##### DATA SUPPLIED #####

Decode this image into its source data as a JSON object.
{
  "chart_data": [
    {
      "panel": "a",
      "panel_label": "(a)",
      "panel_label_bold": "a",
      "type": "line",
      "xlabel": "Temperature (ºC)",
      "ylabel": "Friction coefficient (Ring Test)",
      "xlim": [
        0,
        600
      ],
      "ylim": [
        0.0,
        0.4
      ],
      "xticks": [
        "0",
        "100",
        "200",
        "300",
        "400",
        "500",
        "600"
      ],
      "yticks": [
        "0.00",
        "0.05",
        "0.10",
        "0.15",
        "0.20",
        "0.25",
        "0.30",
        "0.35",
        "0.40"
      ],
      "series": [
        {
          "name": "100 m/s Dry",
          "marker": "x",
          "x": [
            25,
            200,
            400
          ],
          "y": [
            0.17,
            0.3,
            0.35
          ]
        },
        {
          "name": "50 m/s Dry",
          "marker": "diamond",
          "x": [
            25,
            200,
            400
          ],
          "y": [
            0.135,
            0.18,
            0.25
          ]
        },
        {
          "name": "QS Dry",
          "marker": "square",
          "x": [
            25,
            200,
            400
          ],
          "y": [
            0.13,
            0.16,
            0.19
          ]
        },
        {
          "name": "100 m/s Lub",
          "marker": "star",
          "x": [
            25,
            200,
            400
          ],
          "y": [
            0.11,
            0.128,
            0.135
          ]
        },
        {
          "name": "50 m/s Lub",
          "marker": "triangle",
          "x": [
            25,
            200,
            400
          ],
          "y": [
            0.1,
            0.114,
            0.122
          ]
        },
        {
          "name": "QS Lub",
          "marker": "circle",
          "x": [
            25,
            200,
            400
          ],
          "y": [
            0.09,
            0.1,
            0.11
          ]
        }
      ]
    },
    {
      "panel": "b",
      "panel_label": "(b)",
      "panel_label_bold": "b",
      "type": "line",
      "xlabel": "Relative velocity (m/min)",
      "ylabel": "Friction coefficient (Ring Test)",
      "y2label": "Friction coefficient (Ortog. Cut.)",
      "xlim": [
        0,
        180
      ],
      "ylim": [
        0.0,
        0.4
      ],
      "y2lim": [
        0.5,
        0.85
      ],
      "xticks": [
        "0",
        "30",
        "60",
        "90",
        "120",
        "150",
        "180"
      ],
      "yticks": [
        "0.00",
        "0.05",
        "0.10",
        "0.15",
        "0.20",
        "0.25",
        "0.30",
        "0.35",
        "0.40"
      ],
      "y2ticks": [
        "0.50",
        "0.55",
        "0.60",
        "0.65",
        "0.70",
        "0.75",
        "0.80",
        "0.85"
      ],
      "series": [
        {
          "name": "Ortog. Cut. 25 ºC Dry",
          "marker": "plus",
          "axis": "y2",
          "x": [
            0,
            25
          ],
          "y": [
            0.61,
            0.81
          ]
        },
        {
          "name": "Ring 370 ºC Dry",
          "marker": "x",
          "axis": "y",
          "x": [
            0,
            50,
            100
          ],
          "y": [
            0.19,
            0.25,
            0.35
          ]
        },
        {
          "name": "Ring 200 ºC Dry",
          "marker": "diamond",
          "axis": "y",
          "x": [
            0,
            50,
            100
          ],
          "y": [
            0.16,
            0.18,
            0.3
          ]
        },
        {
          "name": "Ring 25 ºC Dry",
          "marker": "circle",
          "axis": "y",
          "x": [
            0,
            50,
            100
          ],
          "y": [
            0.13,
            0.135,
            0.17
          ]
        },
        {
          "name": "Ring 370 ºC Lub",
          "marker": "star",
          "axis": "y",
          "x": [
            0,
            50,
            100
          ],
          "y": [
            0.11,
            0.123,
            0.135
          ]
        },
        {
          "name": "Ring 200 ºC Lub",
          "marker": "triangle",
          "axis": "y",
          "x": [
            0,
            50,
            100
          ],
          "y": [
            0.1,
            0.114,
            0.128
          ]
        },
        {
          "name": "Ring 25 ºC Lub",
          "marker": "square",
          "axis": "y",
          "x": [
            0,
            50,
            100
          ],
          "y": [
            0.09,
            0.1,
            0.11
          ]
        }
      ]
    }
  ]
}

#####

* _TO BE DONE_:
Tally up the lines with the word "Ortog" in them, and answer with that number by itself.

* _ANSWER TO THIS EXERCISE_:
2